>>>>>
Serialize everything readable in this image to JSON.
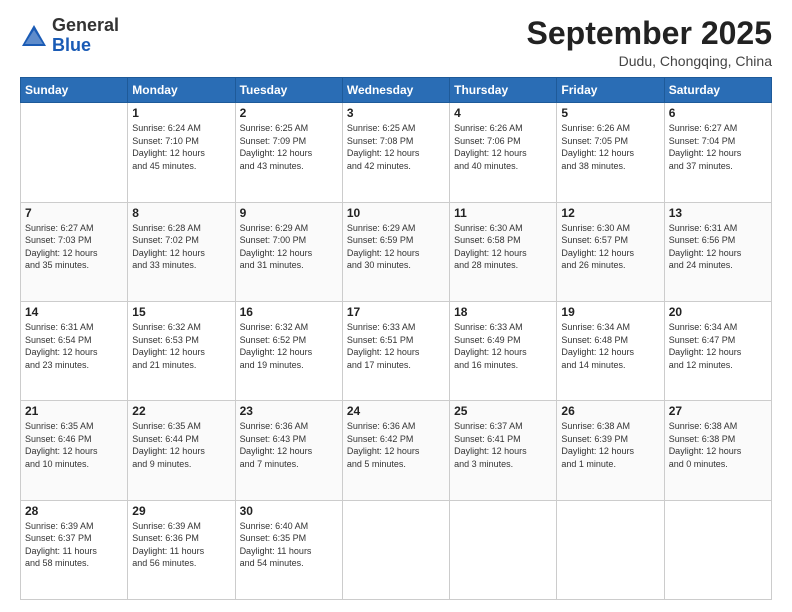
{
  "header": {
    "logo_general": "General",
    "logo_blue": "Blue",
    "month_title": "September 2025",
    "location": "Dudu, Chongqing, China"
  },
  "days_of_week": [
    "Sunday",
    "Monday",
    "Tuesday",
    "Wednesday",
    "Thursday",
    "Friday",
    "Saturday"
  ],
  "weeks": [
    [
      {
        "day": "",
        "info": ""
      },
      {
        "day": "1",
        "info": "Sunrise: 6:24 AM\nSunset: 7:10 PM\nDaylight: 12 hours\nand 45 minutes."
      },
      {
        "day": "2",
        "info": "Sunrise: 6:25 AM\nSunset: 7:09 PM\nDaylight: 12 hours\nand 43 minutes."
      },
      {
        "day": "3",
        "info": "Sunrise: 6:25 AM\nSunset: 7:08 PM\nDaylight: 12 hours\nand 42 minutes."
      },
      {
        "day": "4",
        "info": "Sunrise: 6:26 AM\nSunset: 7:06 PM\nDaylight: 12 hours\nand 40 minutes."
      },
      {
        "day": "5",
        "info": "Sunrise: 6:26 AM\nSunset: 7:05 PM\nDaylight: 12 hours\nand 38 minutes."
      },
      {
        "day": "6",
        "info": "Sunrise: 6:27 AM\nSunset: 7:04 PM\nDaylight: 12 hours\nand 37 minutes."
      }
    ],
    [
      {
        "day": "7",
        "info": "Sunrise: 6:27 AM\nSunset: 7:03 PM\nDaylight: 12 hours\nand 35 minutes."
      },
      {
        "day": "8",
        "info": "Sunrise: 6:28 AM\nSunset: 7:02 PM\nDaylight: 12 hours\nand 33 minutes."
      },
      {
        "day": "9",
        "info": "Sunrise: 6:29 AM\nSunset: 7:00 PM\nDaylight: 12 hours\nand 31 minutes."
      },
      {
        "day": "10",
        "info": "Sunrise: 6:29 AM\nSunset: 6:59 PM\nDaylight: 12 hours\nand 30 minutes."
      },
      {
        "day": "11",
        "info": "Sunrise: 6:30 AM\nSunset: 6:58 PM\nDaylight: 12 hours\nand 28 minutes."
      },
      {
        "day": "12",
        "info": "Sunrise: 6:30 AM\nSunset: 6:57 PM\nDaylight: 12 hours\nand 26 minutes."
      },
      {
        "day": "13",
        "info": "Sunrise: 6:31 AM\nSunset: 6:56 PM\nDaylight: 12 hours\nand 24 minutes."
      }
    ],
    [
      {
        "day": "14",
        "info": "Sunrise: 6:31 AM\nSunset: 6:54 PM\nDaylight: 12 hours\nand 23 minutes."
      },
      {
        "day": "15",
        "info": "Sunrise: 6:32 AM\nSunset: 6:53 PM\nDaylight: 12 hours\nand 21 minutes."
      },
      {
        "day": "16",
        "info": "Sunrise: 6:32 AM\nSunset: 6:52 PM\nDaylight: 12 hours\nand 19 minutes."
      },
      {
        "day": "17",
        "info": "Sunrise: 6:33 AM\nSunset: 6:51 PM\nDaylight: 12 hours\nand 17 minutes."
      },
      {
        "day": "18",
        "info": "Sunrise: 6:33 AM\nSunset: 6:49 PM\nDaylight: 12 hours\nand 16 minutes."
      },
      {
        "day": "19",
        "info": "Sunrise: 6:34 AM\nSunset: 6:48 PM\nDaylight: 12 hours\nand 14 minutes."
      },
      {
        "day": "20",
        "info": "Sunrise: 6:34 AM\nSunset: 6:47 PM\nDaylight: 12 hours\nand 12 minutes."
      }
    ],
    [
      {
        "day": "21",
        "info": "Sunrise: 6:35 AM\nSunset: 6:46 PM\nDaylight: 12 hours\nand 10 minutes."
      },
      {
        "day": "22",
        "info": "Sunrise: 6:35 AM\nSunset: 6:44 PM\nDaylight: 12 hours\nand 9 minutes."
      },
      {
        "day": "23",
        "info": "Sunrise: 6:36 AM\nSunset: 6:43 PM\nDaylight: 12 hours\nand 7 minutes."
      },
      {
        "day": "24",
        "info": "Sunrise: 6:36 AM\nSunset: 6:42 PM\nDaylight: 12 hours\nand 5 minutes."
      },
      {
        "day": "25",
        "info": "Sunrise: 6:37 AM\nSunset: 6:41 PM\nDaylight: 12 hours\nand 3 minutes."
      },
      {
        "day": "26",
        "info": "Sunrise: 6:38 AM\nSunset: 6:39 PM\nDaylight: 12 hours\nand 1 minute."
      },
      {
        "day": "27",
        "info": "Sunrise: 6:38 AM\nSunset: 6:38 PM\nDaylight: 12 hours\nand 0 minutes."
      }
    ],
    [
      {
        "day": "28",
        "info": "Sunrise: 6:39 AM\nSunset: 6:37 PM\nDaylight: 11 hours\nand 58 minutes."
      },
      {
        "day": "29",
        "info": "Sunrise: 6:39 AM\nSunset: 6:36 PM\nDaylight: 11 hours\nand 56 minutes."
      },
      {
        "day": "30",
        "info": "Sunrise: 6:40 AM\nSunset: 6:35 PM\nDaylight: 11 hours\nand 54 minutes."
      },
      {
        "day": "",
        "info": ""
      },
      {
        "day": "",
        "info": ""
      },
      {
        "day": "",
        "info": ""
      },
      {
        "day": "",
        "info": ""
      }
    ]
  ]
}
<<<<<
• **WHAT YOU HAVE TO DO**:
Write out each entry exactly as given, omitting any picture.

• **ANSWER TO THIS PROBLEM**:
Serialize everything readable in this image to JSON.
{
  "header": {
    "logo_general": "General",
    "logo_blue": "Blue",
    "month_title": "September 2025",
    "location": "Dudu, Chongqing, China"
  },
  "days_of_week": [
    "Sunday",
    "Monday",
    "Tuesday",
    "Wednesday",
    "Thursday",
    "Friday",
    "Saturday"
  ],
  "weeks": [
    [
      {
        "day": "",
        "info": ""
      },
      {
        "day": "1",
        "info": "Sunrise: 6:24 AM\nSunset: 7:10 PM\nDaylight: 12 hours\nand 45 minutes."
      },
      {
        "day": "2",
        "info": "Sunrise: 6:25 AM\nSunset: 7:09 PM\nDaylight: 12 hours\nand 43 minutes."
      },
      {
        "day": "3",
        "info": "Sunrise: 6:25 AM\nSunset: 7:08 PM\nDaylight: 12 hours\nand 42 minutes."
      },
      {
        "day": "4",
        "info": "Sunrise: 6:26 AM\nSunset: 7:06 PM\nDaylight: 12 hours\nand 40 minutes."
      },
      {
        "day": "5",
        "info": "Sunrise: 6:26 AM\nSunset: 7:05 PM\nDaylight: 12 hours\nand 38 minutes."
      },
      {
        "day": "6",
        "info": "Sunrise: 6:27 AM\nSunset: 7:04 PM\nDaylight: 12 hours\nand 37 minutes."
      }
    ],
    [
      {
        "day": "7",
        "info": "Sunrise: 6:27 AM\nSunset: 7:03 PM\nDaylight: 12 hours\nand 35 minutes."
      },
      {
        "day": "8",
        "info": "Sunrise: 6:28 AM\nSunset: 7:02 PM\nDaylight: 12 hours\nand 33 minutes."
      },
      {
        "day": "9",
        "info": "Sunrise: 6:29 AM\nSunset: 7:00 PM\nDaylight: 12 hours\nand 31 minutes."
      },
      {
        "day": "10",
        "info": "Sunrise: 6:29 AM\nSunset: 6:59 PM\nDaylight: 12 hours\nand 30 minutes."
      },
      {
        "day": "11",
        "info": "Sunrise: 6:30 AM\nSunset: 6:58 PM\nDaylight: 12 hours\nand 28 minutes."
      },
      {
        "day": "12",
        "info": "Sunrise: 6:30 AM\nSunset: 6:57 PM\nDaylight: 12 hours\nand 26 minutes."
      },
      {
        "day": "13",
        "info": "Sunrise: 6:31 AM\nSunset: 6:56 PM\nDaylight: 12 hours\nand 24 minutes."
      }
    ],
    [
      {
        "day": "14",
        "info": "Sunrise: 6:31 AM\nSunset: 6:54 PM\nDaylight: 12 hours\nand 23 minutes."
      },
      {
        "day": "15",
        "info": "Sunrise: 6:32 AM\nSunset: 6:53 PM\nDaylight: 12 hours\nand 21 minutes."
      },
      {
        "day": "16",
        "info": "Sunrise: 6:32 AM\nSunset: 6:52 PM\nDaylight: 12 hours\nand 19 minutes."
      },
      {
        "day": "17",
        "info": "Sunrise: 6:33 AM\nSunset: 6:51 PM\nDaylight: 12 hours\nand 17 minutes."
      },
      {
        "day": "18",
        "info": "Sunrise: 6:33 AM\nSunset: 6:49 PM\nDaylight: 12 hours\nand 16 minutes."
      },
      {
        "day": "19",
        "info": "Sunrise: 6:34 AM\nSunset: 6:48 PM\nDaylight: 12 hours\nand 14 minutes."
      },
      {
        "day": "20",
        "info": "Sunrise: 6:34 AM\nSunset: 6:47 PM\nDaylight: 12 hours\nand 12 minutes."
      }
    ],
    [
      {
        "day": "21",
        "info": "Sunrise: 6:35 AM\nSunset: 6:46 PM\nDaylight: 12 hours\nand 10 minutes."
      },
      {
        "day": "22",
        "info": "Sunrise: 6:35 AM\nSunset: 6:44 PM\nDaylight: 12 hours\nand 9 minutes."
      },
      {
        "day": "23",
        "info": "Sunrise: 6:36 AM\nSunset: 6:43 PM\nDaylight: 12 hours\nand 7 minutes."
      },
      {
        "day": "24",
        "info": "Sunrise: 6:36 AM\nSunset: 6:42 PM\nDaylight: 12 hours\nand 5 minutes."
      },
      {
        "day": "25",
        "info": "Sunrise: 6:37 AM\nSunset: 6:41 PM\nDaylight: 12 hours\nand 3 minutes."
      },
      {
        "day": "26",
        "info": "Sunrise: 6:38 AM\nSunset: 6:39 PM\nDaylight: 12 hours\nand 1 minute."
      },
      {
        "day": "27",
        "info": "Sunrise: 6:38 AM\nSunset: 6:38 PM\nDaylight: 12 hours\nand 0 minutes."
      }
    ],
    [
      {
        "day": "28",
        "info": "Sunrise: 6:39 AM\nSunset: 6:37 PM\nDaylight: 11 hours\nand 58 minutes."
      },
      {
        "day": "29",
        "info": "Sunrise: 6:39 AM\nSunset: 6:36 PM\nDaylight: 11 hours\nand 56 minutes."
      },
      {
        "day": "30",
        "info": "Sunrise: 6:40 AM\nSunset: 6:35 PM\nDaylight: 11 hours\nand 54 minutes."
      },
      {
        "day": "",
        "info": ""
      },
      {
        "day": "",
        "info": ""
      },
      {
        "day": "",
        "info": ""
      },
      {
        "day": "",
        "info": ""
      }
    ]
  ]
}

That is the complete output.